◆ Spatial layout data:
+++++
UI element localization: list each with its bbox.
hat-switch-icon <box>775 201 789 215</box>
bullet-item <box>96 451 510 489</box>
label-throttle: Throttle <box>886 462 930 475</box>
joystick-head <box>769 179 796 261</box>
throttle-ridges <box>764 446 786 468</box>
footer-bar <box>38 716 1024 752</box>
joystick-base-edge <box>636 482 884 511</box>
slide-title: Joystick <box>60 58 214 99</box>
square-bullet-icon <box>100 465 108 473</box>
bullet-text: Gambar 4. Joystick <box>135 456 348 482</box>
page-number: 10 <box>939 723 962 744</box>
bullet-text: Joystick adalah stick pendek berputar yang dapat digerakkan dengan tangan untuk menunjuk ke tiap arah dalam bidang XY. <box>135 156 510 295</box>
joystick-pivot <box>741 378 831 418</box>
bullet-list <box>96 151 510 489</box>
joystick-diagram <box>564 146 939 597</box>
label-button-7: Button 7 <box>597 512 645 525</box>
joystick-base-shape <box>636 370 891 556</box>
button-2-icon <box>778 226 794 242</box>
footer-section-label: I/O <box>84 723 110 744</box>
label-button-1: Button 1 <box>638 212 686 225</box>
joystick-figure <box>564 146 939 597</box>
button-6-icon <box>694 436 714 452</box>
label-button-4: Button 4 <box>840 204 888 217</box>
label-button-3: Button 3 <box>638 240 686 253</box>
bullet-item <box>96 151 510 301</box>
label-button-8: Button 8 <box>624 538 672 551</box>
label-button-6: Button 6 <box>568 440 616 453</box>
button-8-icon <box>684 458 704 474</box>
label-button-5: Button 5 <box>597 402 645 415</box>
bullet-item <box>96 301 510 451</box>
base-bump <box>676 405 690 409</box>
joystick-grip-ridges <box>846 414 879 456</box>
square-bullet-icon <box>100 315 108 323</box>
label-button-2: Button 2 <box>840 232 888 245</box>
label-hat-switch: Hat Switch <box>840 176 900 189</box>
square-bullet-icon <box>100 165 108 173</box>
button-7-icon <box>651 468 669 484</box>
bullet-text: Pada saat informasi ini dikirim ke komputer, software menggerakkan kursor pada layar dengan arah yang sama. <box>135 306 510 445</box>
+++++
◆ What needs to be done:
Return each line of the data that contains the string "text".

◆ Solved exercise:
bullet-text: Gambar 4. Joystick <box>135 456 348 482</box>
bullet-text: Joystick adalah stick pendek berputar yang dapat digerakkan dengan tangan untuk menunjuk ke tiap arah dalam bidang XY. <box>135 156 510 295</box>
bullet-text: Pada saat informasi ini dikirim ke komputer, software menggerakkan kursor pada layar dengan arah yang sama. <box>135 306 510 445</box>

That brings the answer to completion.